◆ **Requirements**
Check each line of the entries below for the string "name"; copy every line where it appears.

◆ **Record extracts**
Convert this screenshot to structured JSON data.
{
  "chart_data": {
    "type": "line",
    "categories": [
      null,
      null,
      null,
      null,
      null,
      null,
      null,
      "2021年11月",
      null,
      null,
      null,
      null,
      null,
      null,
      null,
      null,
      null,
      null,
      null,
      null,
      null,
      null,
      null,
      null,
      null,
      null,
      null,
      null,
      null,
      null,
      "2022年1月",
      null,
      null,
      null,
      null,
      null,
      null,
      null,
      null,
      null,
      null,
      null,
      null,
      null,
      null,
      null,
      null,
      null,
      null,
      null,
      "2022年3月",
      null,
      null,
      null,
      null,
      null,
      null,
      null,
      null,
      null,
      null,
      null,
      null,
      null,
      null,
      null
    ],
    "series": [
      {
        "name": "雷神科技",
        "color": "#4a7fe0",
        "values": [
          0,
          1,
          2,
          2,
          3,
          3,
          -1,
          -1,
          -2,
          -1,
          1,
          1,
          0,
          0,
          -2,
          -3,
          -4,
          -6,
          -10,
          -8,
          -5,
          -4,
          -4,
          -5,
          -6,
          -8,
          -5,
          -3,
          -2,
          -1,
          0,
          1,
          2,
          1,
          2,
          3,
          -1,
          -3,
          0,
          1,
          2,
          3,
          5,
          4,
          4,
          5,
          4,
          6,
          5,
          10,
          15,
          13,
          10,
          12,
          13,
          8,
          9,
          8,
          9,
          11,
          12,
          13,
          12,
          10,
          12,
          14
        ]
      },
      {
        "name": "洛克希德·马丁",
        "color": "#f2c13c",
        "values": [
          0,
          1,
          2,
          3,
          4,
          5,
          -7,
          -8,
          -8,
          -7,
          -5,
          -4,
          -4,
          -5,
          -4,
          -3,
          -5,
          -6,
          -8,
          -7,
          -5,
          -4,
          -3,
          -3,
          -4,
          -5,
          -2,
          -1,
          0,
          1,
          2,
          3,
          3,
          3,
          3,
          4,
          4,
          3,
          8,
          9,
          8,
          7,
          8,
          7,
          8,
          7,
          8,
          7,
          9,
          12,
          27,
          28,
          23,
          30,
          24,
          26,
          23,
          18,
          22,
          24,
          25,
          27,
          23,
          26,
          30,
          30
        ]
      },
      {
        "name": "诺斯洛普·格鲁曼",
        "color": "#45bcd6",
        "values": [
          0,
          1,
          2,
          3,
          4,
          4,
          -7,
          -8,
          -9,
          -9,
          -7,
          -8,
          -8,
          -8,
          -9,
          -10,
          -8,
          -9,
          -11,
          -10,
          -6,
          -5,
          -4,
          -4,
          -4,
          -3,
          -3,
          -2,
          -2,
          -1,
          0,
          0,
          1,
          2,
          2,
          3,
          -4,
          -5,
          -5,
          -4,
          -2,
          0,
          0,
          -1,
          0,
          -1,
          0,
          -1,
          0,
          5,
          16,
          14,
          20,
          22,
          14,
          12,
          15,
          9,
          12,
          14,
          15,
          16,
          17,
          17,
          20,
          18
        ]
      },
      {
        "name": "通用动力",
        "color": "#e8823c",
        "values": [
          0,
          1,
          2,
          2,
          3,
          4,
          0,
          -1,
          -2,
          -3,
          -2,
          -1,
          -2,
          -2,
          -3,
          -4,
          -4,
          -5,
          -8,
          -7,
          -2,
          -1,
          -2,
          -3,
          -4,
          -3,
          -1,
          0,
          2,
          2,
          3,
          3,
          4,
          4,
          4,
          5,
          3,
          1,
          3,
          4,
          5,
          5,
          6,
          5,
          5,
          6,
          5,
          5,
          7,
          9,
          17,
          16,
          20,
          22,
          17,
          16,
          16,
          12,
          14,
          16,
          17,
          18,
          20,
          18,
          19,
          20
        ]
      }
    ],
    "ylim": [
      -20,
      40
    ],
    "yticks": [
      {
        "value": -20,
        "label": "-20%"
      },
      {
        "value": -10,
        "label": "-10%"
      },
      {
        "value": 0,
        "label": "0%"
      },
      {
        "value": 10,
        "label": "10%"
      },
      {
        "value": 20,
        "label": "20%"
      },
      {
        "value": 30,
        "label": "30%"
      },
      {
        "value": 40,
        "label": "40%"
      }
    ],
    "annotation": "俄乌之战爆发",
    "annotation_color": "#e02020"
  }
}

◆ **Full output**
        "name": "雷神科技",
        "name": "洛克希德·马丁",
        "name": "诺斯洛普·格鲁曼",
        "name": "通用动力",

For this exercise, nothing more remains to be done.